- _What needs to be done_
Locate all lines with the word "Brazil". Copy them.

- _Material provided_

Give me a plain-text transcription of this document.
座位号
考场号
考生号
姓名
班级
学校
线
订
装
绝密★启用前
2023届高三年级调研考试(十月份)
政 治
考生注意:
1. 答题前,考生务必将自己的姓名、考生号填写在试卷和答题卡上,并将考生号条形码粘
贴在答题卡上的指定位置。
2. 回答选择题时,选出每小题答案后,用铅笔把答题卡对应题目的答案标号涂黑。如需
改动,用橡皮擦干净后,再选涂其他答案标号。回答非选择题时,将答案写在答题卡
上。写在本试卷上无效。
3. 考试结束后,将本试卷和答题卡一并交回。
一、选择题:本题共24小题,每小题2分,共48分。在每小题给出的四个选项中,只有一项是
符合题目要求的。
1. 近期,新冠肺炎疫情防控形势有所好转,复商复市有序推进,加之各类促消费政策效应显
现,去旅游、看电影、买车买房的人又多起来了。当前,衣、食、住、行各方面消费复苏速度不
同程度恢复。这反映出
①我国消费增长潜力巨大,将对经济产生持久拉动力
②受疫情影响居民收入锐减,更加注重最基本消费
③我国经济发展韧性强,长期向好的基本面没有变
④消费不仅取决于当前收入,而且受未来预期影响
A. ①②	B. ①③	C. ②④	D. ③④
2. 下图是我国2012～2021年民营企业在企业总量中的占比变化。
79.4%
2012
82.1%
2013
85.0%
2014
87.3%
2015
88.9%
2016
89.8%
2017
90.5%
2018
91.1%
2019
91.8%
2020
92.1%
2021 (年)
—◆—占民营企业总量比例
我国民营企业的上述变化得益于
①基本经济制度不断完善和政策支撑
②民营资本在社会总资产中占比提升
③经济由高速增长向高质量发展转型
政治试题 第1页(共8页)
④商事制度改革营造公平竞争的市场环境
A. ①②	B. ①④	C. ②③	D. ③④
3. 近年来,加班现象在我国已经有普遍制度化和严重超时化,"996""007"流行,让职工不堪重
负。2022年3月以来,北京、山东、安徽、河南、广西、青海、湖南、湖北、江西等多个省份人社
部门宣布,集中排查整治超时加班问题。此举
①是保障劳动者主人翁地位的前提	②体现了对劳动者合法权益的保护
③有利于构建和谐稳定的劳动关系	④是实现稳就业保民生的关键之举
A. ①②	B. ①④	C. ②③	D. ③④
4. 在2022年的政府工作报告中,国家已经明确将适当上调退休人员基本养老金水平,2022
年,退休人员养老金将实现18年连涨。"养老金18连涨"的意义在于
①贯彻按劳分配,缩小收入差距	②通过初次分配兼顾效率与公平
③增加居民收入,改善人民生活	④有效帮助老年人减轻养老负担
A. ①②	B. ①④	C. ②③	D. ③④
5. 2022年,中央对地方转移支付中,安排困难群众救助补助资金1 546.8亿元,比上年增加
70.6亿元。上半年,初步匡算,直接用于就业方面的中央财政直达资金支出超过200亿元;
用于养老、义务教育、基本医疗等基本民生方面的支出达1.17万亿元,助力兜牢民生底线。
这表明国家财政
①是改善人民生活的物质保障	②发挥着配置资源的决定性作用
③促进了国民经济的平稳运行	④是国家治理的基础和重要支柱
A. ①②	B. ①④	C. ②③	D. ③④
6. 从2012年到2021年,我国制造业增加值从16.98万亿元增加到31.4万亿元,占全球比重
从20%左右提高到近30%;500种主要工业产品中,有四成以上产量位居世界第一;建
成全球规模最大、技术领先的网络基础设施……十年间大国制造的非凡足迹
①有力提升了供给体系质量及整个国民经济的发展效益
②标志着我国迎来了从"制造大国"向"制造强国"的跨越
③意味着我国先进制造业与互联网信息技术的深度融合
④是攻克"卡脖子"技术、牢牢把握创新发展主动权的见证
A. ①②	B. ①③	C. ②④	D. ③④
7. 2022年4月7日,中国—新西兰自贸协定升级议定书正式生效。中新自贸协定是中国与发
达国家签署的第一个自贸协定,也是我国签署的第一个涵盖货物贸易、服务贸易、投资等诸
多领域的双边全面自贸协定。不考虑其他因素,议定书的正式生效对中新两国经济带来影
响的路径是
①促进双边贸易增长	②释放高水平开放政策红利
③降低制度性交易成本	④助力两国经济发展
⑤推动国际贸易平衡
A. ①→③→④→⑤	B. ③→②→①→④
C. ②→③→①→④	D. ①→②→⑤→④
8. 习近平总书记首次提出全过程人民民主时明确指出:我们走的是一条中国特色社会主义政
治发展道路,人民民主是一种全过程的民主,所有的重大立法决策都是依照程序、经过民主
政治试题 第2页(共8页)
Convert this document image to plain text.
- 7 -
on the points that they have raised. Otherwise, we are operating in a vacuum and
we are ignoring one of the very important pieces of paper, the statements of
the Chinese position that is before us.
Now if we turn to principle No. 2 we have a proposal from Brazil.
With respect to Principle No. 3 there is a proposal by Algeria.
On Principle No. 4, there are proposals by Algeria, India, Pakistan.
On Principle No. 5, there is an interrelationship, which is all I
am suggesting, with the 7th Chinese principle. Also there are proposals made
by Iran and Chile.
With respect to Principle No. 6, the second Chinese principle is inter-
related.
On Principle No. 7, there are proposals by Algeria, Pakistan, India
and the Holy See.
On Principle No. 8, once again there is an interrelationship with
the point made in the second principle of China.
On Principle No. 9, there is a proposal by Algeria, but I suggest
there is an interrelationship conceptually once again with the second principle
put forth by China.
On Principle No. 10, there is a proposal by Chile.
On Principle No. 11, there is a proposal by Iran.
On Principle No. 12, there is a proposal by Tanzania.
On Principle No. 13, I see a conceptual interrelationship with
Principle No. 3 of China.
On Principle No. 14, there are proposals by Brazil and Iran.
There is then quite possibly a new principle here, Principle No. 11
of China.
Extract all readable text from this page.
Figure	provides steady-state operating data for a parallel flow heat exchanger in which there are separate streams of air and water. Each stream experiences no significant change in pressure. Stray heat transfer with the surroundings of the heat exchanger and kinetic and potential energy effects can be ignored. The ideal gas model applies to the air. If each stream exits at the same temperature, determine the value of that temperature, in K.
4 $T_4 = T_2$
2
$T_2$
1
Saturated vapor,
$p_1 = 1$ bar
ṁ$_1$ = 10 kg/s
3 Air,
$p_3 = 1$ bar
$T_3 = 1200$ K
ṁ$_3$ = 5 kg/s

- _Solution for this problem_
Now if we turn to principle No. 2 we have a proposal from Brazil.
On Principle No. 14, there are proposals by Brazil and Iran.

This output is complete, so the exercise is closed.